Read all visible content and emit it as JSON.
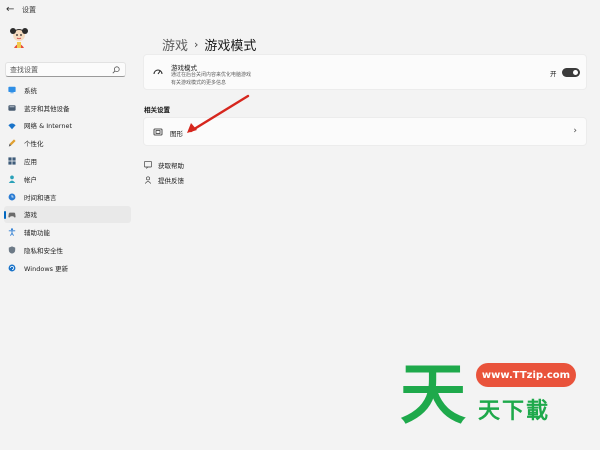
{
  "window": {
    "title": "设置"
  },
  "search": {
    "placeholder": "查找设置"
  },
  "nav": {
    "items": [
      {
        "label": "系统",
        "icon": "monitor-icon",
        "selected": false
      },
      {
        "label": "蓝牙和其他设备",
        "icon": "bluetooth-icon",
        "selected": false
      },
      {
        "label": "网络 & Internet",
        "icon": "wifi-icon",
        "selected": false
      },
      {
        "label": "个性化",
        "icon": "brush-icon",
        "selected": false
      },
      {
        "label": "应用",
        "icon": "apps-icon",
        "selected": false
      },
      {
        "label": "帐户",
        "icon": "person-icon",
        "selected": false
      },
      {
        "label": "时间和语言",
        "icon": "globe-clock-icon",
        "selected": false
      },
      {
        "label": "游戏",
        "icon": "gamepad-icon",
        "selected": true
      },
      {
        "label": "辅助功能",
        "icon": "accessibility-icon",
        "selected": false
      },
      {
        "label": "隐私和安全性",
        "icon": "shield-icon",
        "selected": false
      },
      {
        "label": "Windows 更新",
        "icon": "update-icon",
        "selected": false
      }
    ]
  },
  "breadcrumb": {
    "parent": "游戏",
    "separator": "›",
    "current": "游戏模式"
  },
  "game_mode_card": {
    "title": "游戏模式",
    "desc_line1": "通过在后台关闭内容来优化电脑游戏",
    "desc_line2": "有关游戏模式的更多信息",
    "toggle_label": "开",
    "toggle_on": true
  },
  "related": {
    "heading": "相关设置",
    "graphics_label": "图形",
    "chevron": "›"
  },
  "help_links": {
    "get_help": "获取帮助",
    "feedback": "提供反馈"
  },
  "watermark": {
    "url": "www.TTzip.com",
    "text": "天下載",
    "big_char": "天"
  },
  "colors": {
    "accent": "#0067c0",
    "arrow": "#d6261d",
    "wm_green": "#1ea94b",
    "wm_red": "#e9533b"
  }
}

* * * * *

• What you need to do:
Copy out each line word for word, please, skipping the images.

• Task result:
Read all visible content and emit it as JSON.
{
  "window": {
    "title": "设置"
  },
  "search": {
    "placeholder": "查找设置"
  },
  "nav": {
    "items": [
      {
        "label": "系统",
        "icon": "monitor-icon",
        "selected": false
      },
      {
        "label": "蓝牙和其他设备",
        "icon": "bluetooth-icon",
        "selected": false
      },
      {
        "label": "网络 & Internet",
        "icon": "wifi-icon",
        "selected": false
      },
      {
        "label": "个性化",
        "icon": "brush-icon",
        "selected": false
      },
      {
        "label": "应用",
        "icon": "apps-icon",
        "selected": false
      },
      {
        "label": "帐户",
        "icon": "person-icon",
        "selected": false
      },
      {
        "label": "时间和语言",
        "icon": "globe-clock-icon",
        "selected": false
      },
      {
        "label": "游戏",
        "icon": "gamepad-icon",
        "selected": true
      },
      {
        "label": "辅助功能",
        "icon": "accessibility-icon",
        "selected": false
      },
      {
        "label": "隐私和安全性",
        "icon": "shield-icon",
        "selected": false
      },
      {
        "label": "Windows 更新",
        "icon": "update-icon",
        "selected": false
      }
    ]
  },
  "breadcrumb": {
    "parent": "游戏",
    "separator": "›",
    "current": "游戏模式"
  },
  "game_mode_card": {
    "title": "游戏模式",
    "desc_line1": "通过在后台关闭内容来优化电脑游戏",
    "desc_line2": "有关游戏模式的更多信息",
    "toggle_label": "开",
    "toggle_on": true
  },
  "related": {
    "heading": "相关设置",
    "graphics_label": "图形",
    "chevron": "›"
  },
  "help_links": {
    "get_help": "获取帮助",
    "feedback": "提供反馈"
  },
  "watermark": {
    "url": "www.TTzip.com",
    "text": "天下載",
    "big_char": "天"
  },
  "colors": {
    "accent": "#0067c0",
    "arrow": "#d6261d",
    "wm_green": "#1ea94b",
    "wm_red": "#e9533b"
  }
}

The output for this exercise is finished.